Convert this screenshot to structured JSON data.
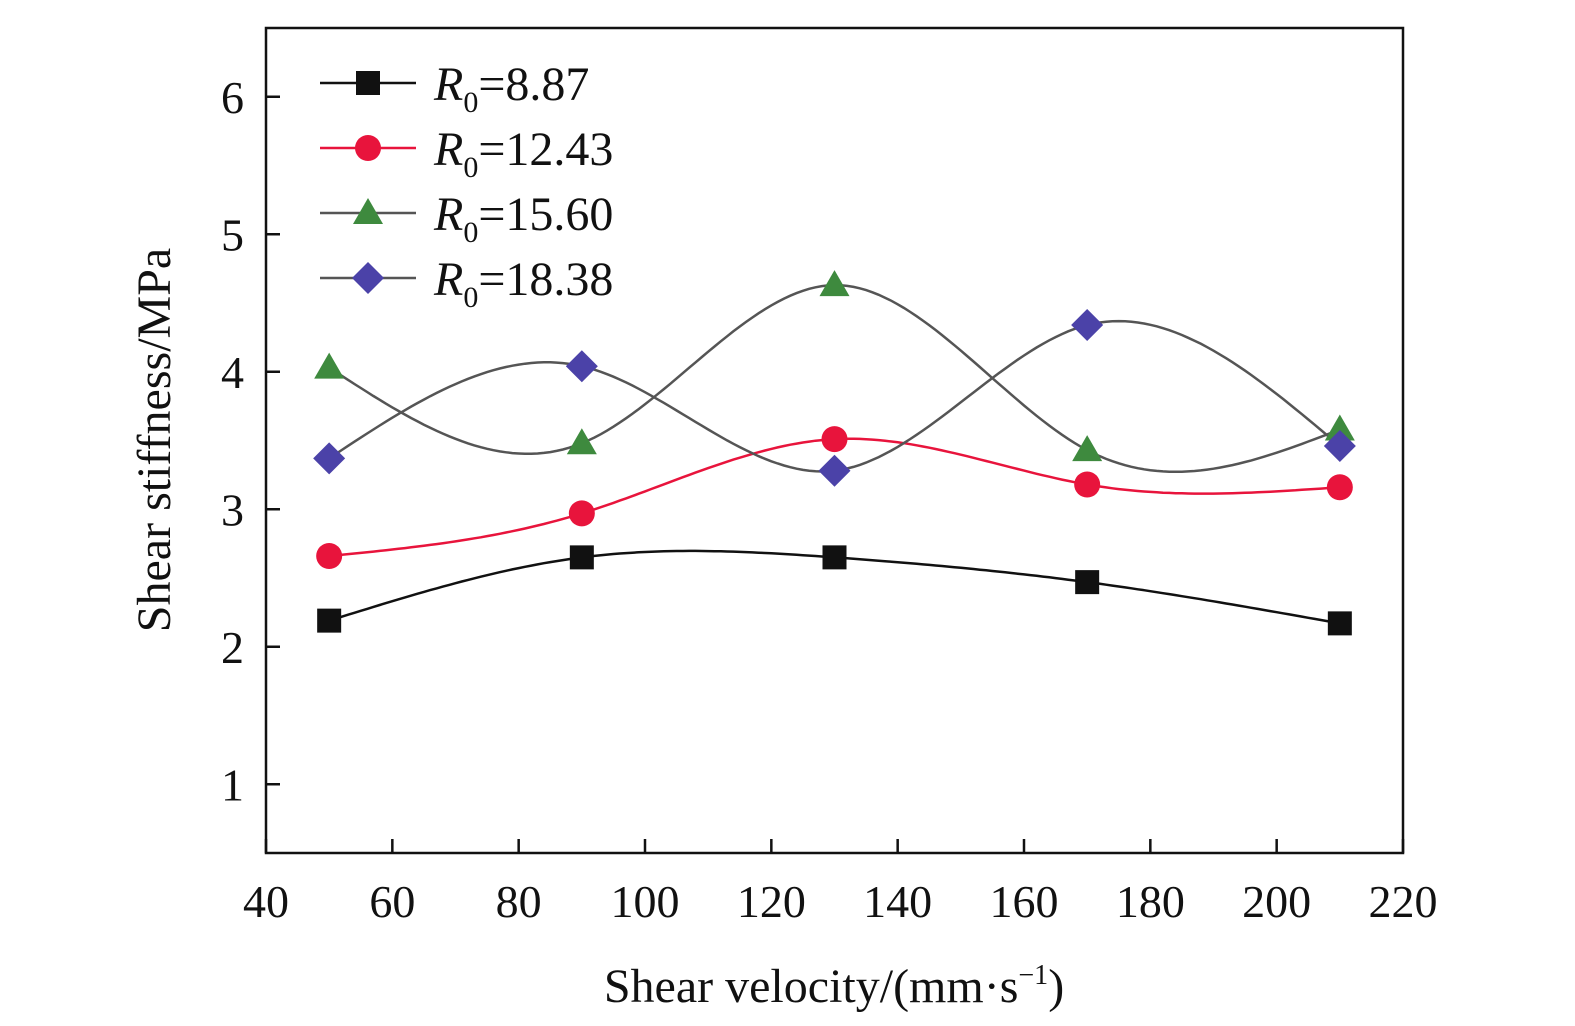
{
  "chart_data": {
    "type": "scatter",
    "xlabel": "Shear velocity/(mm·s",
    "xlabel_sup": "−1",
    "xlabel_end": ")",
    "ylabel": "Shear stiffness/MPa",
    "xlim": [
      40,
      220
    ],
    "ylim": [
      0.5,
      6.5
    ],
    "xticks": [
      40,
      60,
      80,
      100,
      120,
      140,
      160,
      180,
      200,
      220
    ],
    "yticks": [
      1,
      2,
      3,
      4,
      5,
      6
    ],
    "grid": false,
    "legend_position": "top-left",
    "fitted_curves": true,
    "x": [
      50,
      90,
      130,
      170,
      210
    ],
    "series": [
      {
        "legend_prefix": "R",
        "legend_sub": "0",
        "legend_value": "=8.87",
        "marker": "square",
        "color": "#111111",
        "line_color": "#111111",
        "values": [
          2.19,
          2.65,
          2.65,
          2.47,
          2.17
        ]
      },
      {
        "legend_prefix": "R",
        "legend_sub": "0",
        "legend_value": "=12.43",
        "marker": "circle",
        "color": "#e8143c",
        "line_color": "#e8143c",
        "values": [
          2.66,
          2.97,
          3.51,
          3.18,
          3.16
        ]
      },
      {
        "legend_prefix": "R",
        "legend_sub": "0",
        "legend_value": "=15.60",
        "marker": "triangle",
        "color": "#3e8a3e",
        "line_color": "#555555",
        "values": [
          4.03,
          3.48,
          4.63,
          3.43,
          3.58
        ]
      },
      {
        "legend_prefix": "R",
        "legend_sub": "0",
        "legend_value": "=18.38",
        "marker": "diamond",
        "color": "#4b42a8",
        "line_color": "#555555",
        "values": [
          3.37,
          4.04,
          3.28,
          4.34,
          3.46
        ]
      }
    ]
  }
}
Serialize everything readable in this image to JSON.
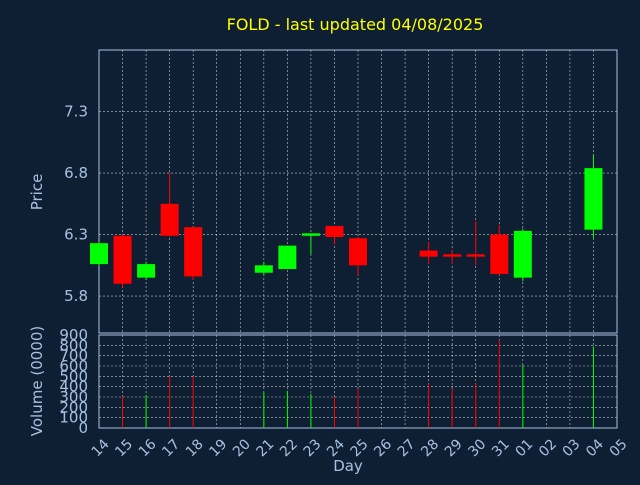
{
  "chart_data": {
    "type": "candlestick",
    "title": "FOLD - last updated 04/08/2025",
    "xlabel": "Day",
    "price_panel": {
      "ylabel": "Price",
      "yticks": [
        5.8,
        6.3,
        6.8,
        7.3
      ],
      "ylim": [
        5.5,
        7.8
      ]
    },
    "volume_panel": {
      "ylabel": "Volume (0000)",
      "yticks": [
        0,
        100,
        200,
        300,
        400,
        500,
        600,
        700,
        800,
        900
      ],
      "ylim": [
        0,
        900
      ]
    },
    "x_labels": [
      "14",
      "15",
      "16",
      "17",
      "18",
      "19",
      "20",
      "21",
      "22",
      "23",
      "24",
      "25",
      "26",
      "27",
      "28",
      "29",
      "30",
      "31",
      "01",
      "02",
      "03",
      "04",
      "05"
    ],
    "grid": true,
    "colors": {
      "up": "#00ff00",
      "down": "#ff0000",
      "title": "#ffff00",
      "axis_text": "#a8c0e0",
      "grid": "#ffffff"
    },
    "candles": [
      {
        "day": "14",
        "open": 6.06,
        "high": 6.24,
        "low": 6.05,
        "close": 6.23,
        "volume": 0
      },
      {
        "day": "15",
        "open": 6.29,
        "high": 6.3,
        "low": 5.87,
        "close": 5.9,
        "volume": 310
      },
      {
        "day": "16",
        "open": 5.95,
        "high": 6.08,
        "low": 5.93,
        "close": 6.06,
        "volume": 320
      },
      {
        "day": "17",
        "open": 6.55,
        "high": 6.8,
        "low": 6.28,
        "close": 6.29,
        "volume": 500
      },
      {
        "day": "18",
        "open": 6.36,
        "high": 6.36,
        "low": 5.93,
        "close": 5.96,
        "volume": 500
      },
      {
        "day": "21",
        "open": 5.99,
        "high": 6.08,
        "low": 5.97,
        "close": 6.05,
        "volume": 350
      },
      {
        "day": "22",
        "open": 6.02,
        "high": 6.21,
        "low": 6.02,
        "close": 6.21,
        "volume": 360
      },
      {
        "day": "23",
        "open": 6.29,
        "high": 6.31,
        "low": 6.14,
        "close": 6.31,
        "volume": 330
      },
      {
        "day": "24",
        "open": 6.37,
        "high": 6.37,
        "low": 6.22,
        "close": 6.28,
        "volume": 300
      },
      {
        "day": "25",
        "open": 6.27,
        "high": 6.28,
        "low": 5.97,
        "close": 6.05,
        "volume": 380
      },
      {
        "day": "28",
        "open": 6.17,
        "high": 6.24,
        "low": 6.06,
        "close": 6.12,
        "volume": 430
      },
      {
        "day": "29",
        "open": 6.14,
        "high": 6.17,
        "low": 6.06,
        "close": 6.12,
        "volume": 380
      },
      {
        "day": "30",
        "open": 6.14,
        "high": 6.41,
        "low": 6.05,
        "close": 6.12,
        "volume": 430
      },
      {
        "day": "31",
        "open": 6.3,
        "high": 6.38,
        "low": 5.97,
        "close": 5.98,
        "volume": 850
      },
      {
        "day": "01",
        "open": 5.95,
        "high": 6.35,
        "low": 5.92,
        "close": 6.33,
        "volume": 610
      },
      {
        "day": "04",
        "open": 6.34,
        "high": 6.95,
        "low": 6.27,
        "close": 6.84,
        "volume": 790
      }
    ]
  }
}
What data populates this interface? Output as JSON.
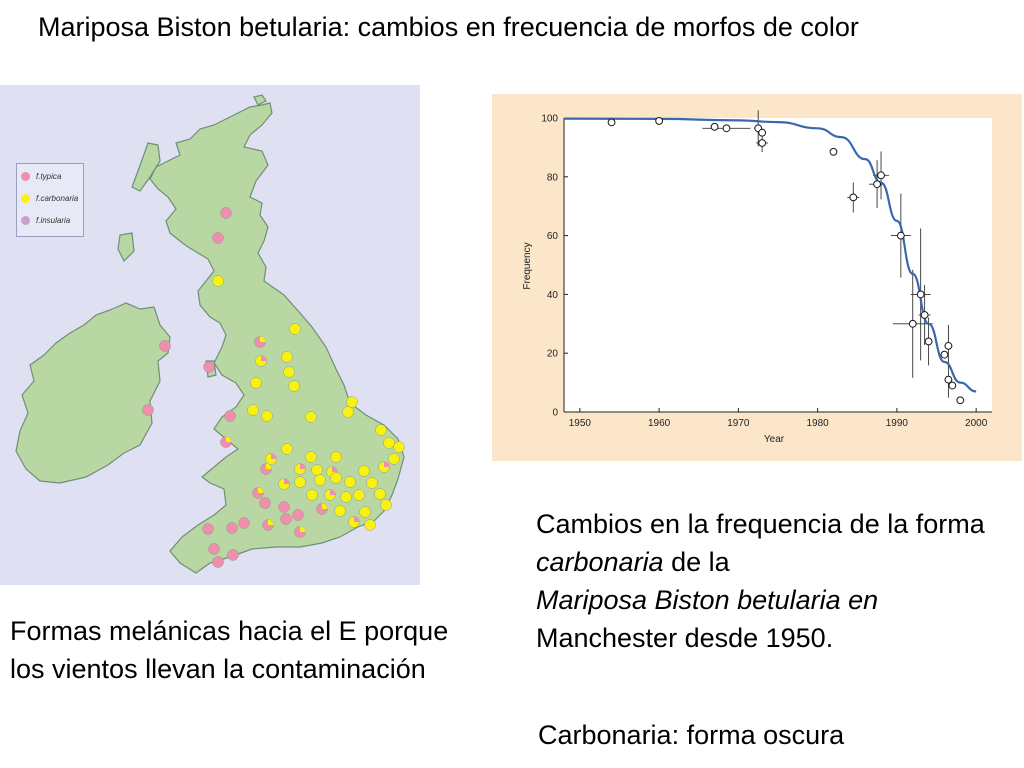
{
  "title": "Mariposa Biston betularia: cambios en frecuencia de morfos de color",
  "map": {
    "colors": {
      "water": "#dfe1f3",
      "land": "#b9d7a2",
      "coast": "#6f8f78",
      "typica": "#ef8fae",
      "carbonaria": "#f7f20f",
      "insularia": "#c7a2d0"
    },
    "legend": [
      {
        "label": "f.typica",
        "color": "#ef8fae"
      },
      {
        "label": "f.carbonaria",
        "color": "#f7f20f"
      },
      {
        "label": "f.insularia",
        "color": "#c7a2d0"
      }
    ]
  },
  "chart_data": {
    "type": "scatter",
    "ylabel": "Frequency",
    "xlabel": "Year",
    "xlim": [
      1948,
      2002
    ],
    "ylim": [
      0,
      100
    ],
    "xticks": [
      1950,
      1960,
      1970,
      1980,
      1990,
      2000
    ],
    "yticks": [
      0,
      20,
      40,
      60,
      80,
      100
    ],
    "points": [
      {
        "x": 1954,
        "y": 98.5
      },
      {
        "x": 1960,
        "y": 99
      },
      {
        "x": 1967,
        "y": 97
      },
      {
        "x": 1968.5,
        "y": 96.5
      },
      {
        "x": 1972.5,
        "y": 96.5
      },
      {
        "x": 1973,
        "y": 95
      },
      {
        "x": 1973,
        "y": 91.5
      },
      {
        "x": 1982,
        "y": 88.5
      },
      {
        "x": 1984.5,
        "y": 73
      },
      {
        "x": 1987.5,
        "y": 77.5
      },
      {
        "x": 1988,
        "y": 80.5
      },
      {
        "x": 1990.5,
        "y": 60
      },
      {
        "x": 1992,
        "y": 30
      },
      {
        "x": 1993,
        "y": 40
      },
      {
        "x": 1993.5,
        "y": 33
      },
      {
        "x": 1994,
        "y": 24
      },
      {
        "x": 1996,
        "y": 19.5
      },
      {
        "x": 1996.5,
        "y": 22.5
      },
      {
        "x": 1996.5,
        "y": 11
      },
      {
        "x": 1997,
        "y": 9
      },
      {
        "x": 1998,
        "y": 4
      }
    ],
    "curve": [
      {
        "x": 1948,
        "y": 99.8
      },
      {
        "x": 1960,
        "y": 99.7
      },
      {
        "x": 1970,
        "y": 99.2
      },
      {
        "x": 1975,
        "y": 98.6
      },
      {
        "x": 1980,
        "y": 96.5
      },
      {
        "x": 1983,
        "y": 93.5
      },
      {
        "x": 1986,
        "y": 86
      },
      {
        "x": 1988,
        "y": 78
      },
      {
        "x": 1990,
        "y": 65
      },
      {
        "x": 1992,
        "y": 47
      },
      {
        "x": 1994,
        "y": 30
      },
      {
        "x": 1996,
        "y": 17
      },
      {
        "x": 1998,
        "y": 10
      },
      {
        "x": 2000,
        "y": 7
      }
    ],
    "colors": {
      "curve": "#3a67ae",
      "points": "#1a1a1a",
      "plot_bg": "#ffffff"
    }
  },
  "captions": {
    "right_1": "Cambios en la frequencia de la forma",
    "right_2": "carbonaria",
    "right_3": "de la",
    "right_4": "Mariposa Biston betularia en",
    "right_5": "Manchester desde 1950.",
    "left": "Formas melánicas hacia el E porque los vientos llevan la contaminación",
    "bottom": "Carbonaria: forma oscura"
  }
}
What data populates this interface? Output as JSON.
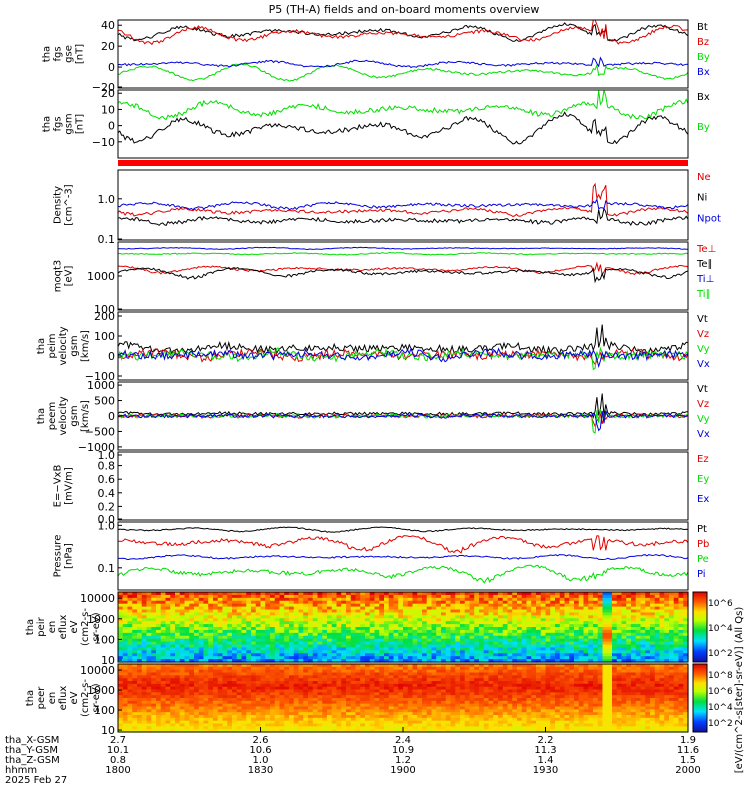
{
  "title": "P5 (TH-A) fields and on-board moments overview",
  "date_label": "2025 Feb 27",
  "orbit_rows": [
    {
      "label": "tha_X-GSM",
      "values": [
        "2.7",
        "2.6",
        "2.4",
        "2.2",
        "1.9"
      ]
    },
    {
      "label": "tha_Y-GSM",
      "values": [
        "10.1",
        "10.6",
        "10.9",
        "11.3",
        "11.6"
      ]
    },
    {
      "label": "tha_Z-GSM",
      "values": [
        "0.8",
        "1.0",
        "1.2",
        "1.4",
        "1.5"
      ]
    },
    {
      "label": "hhmm",
      "values": [
        "1800",
        "1830",
        "1900",
        "1930",
        "2000"
      ]
    }
  ],
  "colors": {
    "black": "#000000",
    "red": "#e00000",
    "green": "#00dd00",
    "blue": "#0000dd",
    "bar": "#ff0000"
  },
  "colorbar": {
    "unit_label": "[eV/(cm^2-s[ster]-sr-eV)] (All Qs)",
    "upper_ticks": [
      "10^6",
      "10^4",
      "10^2"
    ],
    "lower_ticks": [
      "10^8",
      "10^6",
      "10^4",
      "10^2"
    ],
    "lower_top_tick": "10^8"
  },
  "chart_data": [
    {
      "id": "fgs_gse",
      "type": "line",
      "ylabel": [
        "tha",
        "fgs",
        "gse",
        "[nT]"
      ],
      "ylim": [
        -20,
        45
      ],
      "yticks": [
        "40",
        "20",
        "0",
        "−20"
      ],
      "series": [
        {
          "name": "Bt",
          "color": "black"
        },
        {
          "name": "Bz",
          "color": "red"
        },
        {
          "name": "By",
          "color": "green"
        },
        {
          "name": "Bx",
          "color": "blue"
        }
      ]
    },
    {
      "id": "fgs_gsm",
      "type": "line",
      "ylabel": [
        "tha",
        "fgs",
        "gsm",
        "[nT]"
      ],
      "ylim": [
        -20,
        22
      ],
      "yticks": [
        "20",
        "10",
        "0",
        "−10"
      ],
      "series": [
        {
          "name": "Bx",
          "color": "black"
        },
        {
          "name": "By",
          "color": "green"
        }
      ]
    },
    {
      "id": "density",
      "type": "line",
      "ylabel": [
        "Density",
        "[cm^-3]"
      ],
      "log": true,
      "ylim": [
        0.1,
        5
      ],
      "yticks": [
        "1.0",
        "0.1"
      ],
      "series": [
        {
          "name": "Ne",
          "color": "red"
        },
        {
          "name": "Ni",
          "color": "black"
        },
        {
          "name": "Npot",
          "color": "blue"
        }
      ]
    },
    {
      "id": "temperature",
      "type": "line",
      "ylabel": [
        "moqt3",
        "[eV]"
      ],
      "log": true,
      "ylim": [
        100,
        10000
      ],
      "yticks": [
        "1000",
        "100"
      ],
      "series": [
        {
          "name": "Te⊥",
          "color": "red"
        },
        {
          "name": "Te∥",
          "color": "black"
        },
        {
          "name": "Ti⊥",
          "color": "blue"
        },
        {
          "name": "Ti∥",
          "color": "green"
        }
      ]
    },
    {
      "id": "peim_velocity",
      "type": "line",
      "ylabel": [
        "tha",
        "peim",
        "velocity",
        "gsm",
        "[km/s]"
      ],
      "ylim": [
        -120,
        220
      ],
      "yticks": [
        "200",
        "100",
        "0",
        "−100"
      ],
      "series": [
        {
          "name": "Vt",
          "color": "black"
        },
        {
          "name": "Vz",
          "color": "red"
        },
        {
          "name": "Vy",
          "color": "green"
        },
        {
          "name": "Vx",
          "color": "blue"
        }
      ]
    },
    {
      "id": "peem_velocity",
      "type": "line",
      "ylabel": [
        "tha",
        "peem",
        "velocity",
        "gsm",
        "[km/s]"
      ],
      "ylim": [
        -1100,
        1100
      ],
      "yticks": [
        "1000",
        "500",
        "0",
        "−500",
        "−1000"
      ],
      "series": [
        {
          "name": "Vt",
          "color": "black"
        },
        {
          "name": "Vz",
          "color": "red"
        },
        {
          "name": "Vy",
          "color": "green"
        },
        {
          "name": "Vx",
          "color": "blue"
        }
      ]
    },
    {
      "id": "efield",
      "type": "line",
      "ylabel": [
        "E=−VxB",
        "[mV/m]"
      ],
      "ylim": [
        0,
        1
      ],
      "yticks": [
        "1.0",
        "0.8",
        "0.6",
        "0.4",
        "0.2",
        "0.0"
      ],
      "series": [
        {
          "name": "Ez",
          "color": "red"
        },
        {
          "name": "Ey",
          "color": "green"
        },
        {
          "name": "Ex",
          "color": "blue"
        }
      ]
    },
    {
      "id": "pressure",
      "type": "line",
      "ylabel": [
        "Pressure",
        "[nPa]"
      ],
      "log": true,
      "ylim": [
        0.03,
        1.2
      ],
      "yticks": [
        "1.0",
        "0.1"
      ],
      "series": [
        {
          "name": "Pt",
          "color": "black"
        },
        {
          "name": "Pb",
          "color": "red"
        },
        {
          "name": "Pe",
          "color": "green"
        },
        {
          "name": "Pi",
          "color": "blue"
        }
      ]
    },
    {
      "id": "peir_spectrogram",
      "type": "heatmap",
      "ylabel": [
        "tha",
        "peir",
        "en",
        "eflux",
        "eV",
        "(cm2-s-",
        "sr-eV)"
      ],
      "log": true,
      "ylim": [
        8,
        20000
      ],
      "yticks": [
        "10000",
        "1000",
        "100",
        "10"
      ]
    },
    {
      "id": "peer_spectrogram",
      "type": "heatmap",
      "ylabel": [
        "tha",
        "peer",
        "en",
        "eflux",
        "eV",
        "(cm2-s-",
        "sr-eV)"
      ],
      "log": true,
      "ylim": [
        8,
        20000
      ],
      "yticks": [
        "10000",
        "1000",
        "100",
        "10"
      ]
    }
  ]
}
━━━━━━━━━━━━━━━━
Objective:
Filter the data, keeping only the lines that contain "Shear".

Correct response:
    "xlabel": "Shear velocity/(mm·s",
    "ylabel": "Shear stiffness/MPa",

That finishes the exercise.